WRITTEN TASK
Beneath this task is a listing; retype all of it exactly.

WORKING DATA
## start

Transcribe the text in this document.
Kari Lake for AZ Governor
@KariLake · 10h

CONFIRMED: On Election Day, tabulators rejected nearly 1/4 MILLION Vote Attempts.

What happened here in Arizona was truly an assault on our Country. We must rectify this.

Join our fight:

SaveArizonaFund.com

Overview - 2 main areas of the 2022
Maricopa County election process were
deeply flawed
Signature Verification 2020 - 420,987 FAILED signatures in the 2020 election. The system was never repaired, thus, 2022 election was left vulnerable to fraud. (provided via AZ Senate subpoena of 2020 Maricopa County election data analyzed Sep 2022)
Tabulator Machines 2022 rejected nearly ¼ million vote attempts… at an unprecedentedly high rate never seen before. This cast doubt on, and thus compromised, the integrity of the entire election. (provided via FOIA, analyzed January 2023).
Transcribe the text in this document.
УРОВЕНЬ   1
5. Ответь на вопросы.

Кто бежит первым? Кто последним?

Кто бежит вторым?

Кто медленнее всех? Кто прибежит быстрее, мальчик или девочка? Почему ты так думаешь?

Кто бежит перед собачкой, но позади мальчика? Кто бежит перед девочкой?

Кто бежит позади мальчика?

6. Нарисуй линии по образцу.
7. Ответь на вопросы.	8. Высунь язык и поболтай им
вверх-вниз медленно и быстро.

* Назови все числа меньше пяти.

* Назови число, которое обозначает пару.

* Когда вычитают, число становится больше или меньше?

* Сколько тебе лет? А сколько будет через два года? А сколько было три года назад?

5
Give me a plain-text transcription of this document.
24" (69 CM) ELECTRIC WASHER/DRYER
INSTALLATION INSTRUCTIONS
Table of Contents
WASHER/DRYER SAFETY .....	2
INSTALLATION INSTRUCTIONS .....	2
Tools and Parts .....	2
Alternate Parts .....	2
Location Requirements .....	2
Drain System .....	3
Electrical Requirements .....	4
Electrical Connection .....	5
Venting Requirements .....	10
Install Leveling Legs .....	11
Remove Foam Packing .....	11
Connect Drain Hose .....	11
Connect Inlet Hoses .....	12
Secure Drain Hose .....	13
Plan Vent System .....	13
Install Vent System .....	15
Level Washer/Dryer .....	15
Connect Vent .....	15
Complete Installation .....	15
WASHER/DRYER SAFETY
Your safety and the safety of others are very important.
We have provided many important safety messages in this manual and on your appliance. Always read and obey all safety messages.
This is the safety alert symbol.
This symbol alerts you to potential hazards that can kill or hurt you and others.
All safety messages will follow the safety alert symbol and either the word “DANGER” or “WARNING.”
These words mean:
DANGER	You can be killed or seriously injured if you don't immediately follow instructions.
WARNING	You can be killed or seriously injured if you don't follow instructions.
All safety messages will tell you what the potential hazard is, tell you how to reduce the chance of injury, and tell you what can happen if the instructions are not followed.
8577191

## end

ANSWER BELOW
Transcribe the text in this document.
Kari Lake for AZ Governor
@KariLake · 10h

CONFIRMED: On Election Day, tabulators rejected nearly 1/4 MILLION Vote Attempts.

What happened here in Arizona was truly an assault on our Country. We must rectify this.

Join our fight:

SaveArizonaFund.com

Overview - 2 main areas of the 2022
Maricopa County election process were
deeply flawed
Signature Verification 2020 - 420,987 FAILED signatures in the 2020 election. The system was never repaired, thus, 2022 election was left vulnerable to fraud. (provided via AZ Senate subpoena of 2020 Maricopa County election data analyzed Sep 2022)
Tabulator Machines 2022 rejected nearly ¼ million vote attempts… at an unprecedentedly high rate never seen before. This cast doubt on, and thus compromised, the integrity of the entire election. (provided via FOIA, analyzed January 2023).
Transcribe the text in this document.
УРОВЕНЬ   1
5. Ответь на вопросы.

Кто бежит первым? Кто последним?

Кто бежит вторым?

Кто медленнее всех? Кто прибежит быстрее, мальчик или девочка? Почему ты так думаешь?

Кто бежит перед собачкой, но позади мальчика? Кто бежит перед девочкой?

Кто бежит позади мальчика?

6. Нарисуй линии по образцу.
7. Ответь на вопросы.	8. Высунь язык и поболтай им
вверх-вниз медленно и быстро.

* Назови все числа меньше пяти.

* Назови число, которое обозначает пару.

* Когда вычитают, число становится больше или меньше?

* Сколько тебе лет? А сколько будет через два года? А сколько было три года назад?

5
Give me a plain-text transcription of this document.
24" (69 CM) ELECTRIC WASHER/DRYER
INSTALLATION INSTRUCTIONS
Table of Contents
WASHER/DRYER SAFETY .....	2
INSTALLATION INSTRUCTIONS .....	2
Tools and Parts .....	2
Alternate Parts .....	2
Location Requirements .....	2
Drain System .....	3
Electrical Requirements .....	4
Electrical Connection .....	5
Venting Requirements .....	10
Install Leveling Legs .....	11
Remove Foam Packing .....	11
Connect Drain Hose .....	11
Connect Inlet Hoses .....	12
Secure Drain Hose .....	13
Plan Vent System .....	13
Install Vent System .....	15
Level Washer/Dryer .....	15
Connect Vent .....	15
Complete Installation .....	15
WASHER/DRYER SAFETY
Your safety and the safety of others are very important.
We have provided many important safety messages in this manual and on your appliance. Always read and obey all safety messages.
This is the safety alert symbol.
This symbol alerts you to potential hazards that can kill or hurt you and others.
All safety messages will follow the safety alert symbol and either the word “DANGER” or “WARNING.”
These words mean:
DANGER	You can be killed or seriously injured if you don't immediately follow instructions.
WARNING	You can be killed or seriously injured if you don't follow instructions.
All safety messages will tell you what the potential hazard is, tell you how to reduce the chance of injury, and tell you what can happen if the instructions are not followed.
8577191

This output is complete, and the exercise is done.